■ INFORMATION PROVIDED ■
————————
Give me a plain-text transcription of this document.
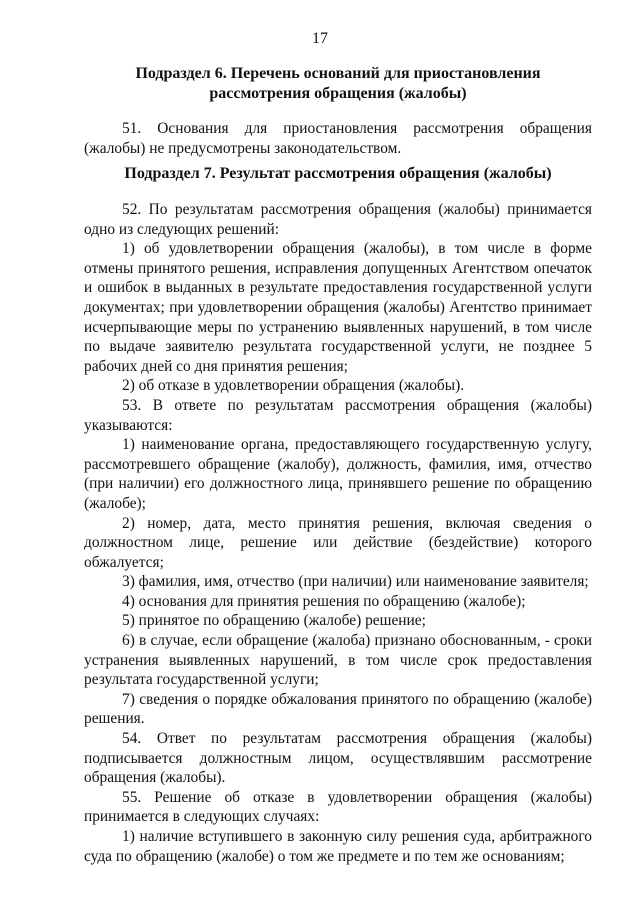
17
Подраздел 6. Перечень оснований для приостановления
рассмотрения обращения (жалобы)

51. Основания для приостановления рассмотрения обращения (жалобы) не предусмотрены законодательством.

Подраздел 7. Результат рассмотрения обращения (жалобы)

52. По результатам рассмотрения обращения (жалобы) принимается одно из следующих решений:

1) об удовлетворении обращения (жалобы), в том числе в форме отмены принятого решения, исправления допущенных Агентством опечаток и ошибок в выданных в результате предоставления государственной услуги документах; при удовлетворении обращения (жалобы) Агентство принимает исчерпывающие меры по устранению выявленных нарушений, в том числе по выдаче заявителю результата государственной услуги, не позднее 5 рабочих дней со дня принятия решения;

2) об отказе в удовлетворении обращения (жалобы).

53. В ответе по результатам рассмотрения обращения (жалобы) указываются:

1) наименование органа, предоставляющего государственную услугу, рассмотревшего обращение (жалобу), должность, фамилия, имя, отчество (при наличии) его должностного лица, принявшего решение по обращению (жалобе);

2) номер, дата, место принятия решения, включая сведения о должностном лице, решение или действие (бездействие) которого обжалуется;

3) фамилия, имя, отчество (при наличии) или наименование заявителя;

4) основания для принятия решения по обращению (жалобе);

5) принятое по обращению (жалобе) решение;

6) в случае, если обращение (жалоба) признано обоснованным, - сроки устранения выявленных нарушений, в том числе срок предоставления результата государственной услуги;

7) сведения о порядке обжалования принятого по обращению (жалобе) решения.

54. Ответ по результатам рассмотрения обращения (жалобы) подписывается должностным лицом, осуществлявшим рассмотрение обращения (жалобы).

55. Решение об отказе в удовлетворении обращения (жалобы) принимается в следующих случаях:

1) наличие вступившего в законную силу решения суда, арбитражного суда по обращению (жалобе) о том же предмете и по тем же основаниям;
————————
■ WRITTEN PROBLEM ■
Check each line of the records above for the word "отчество", then give the number of lines that have it, with no other words.

■ EXERCISE SOLUTION ■
2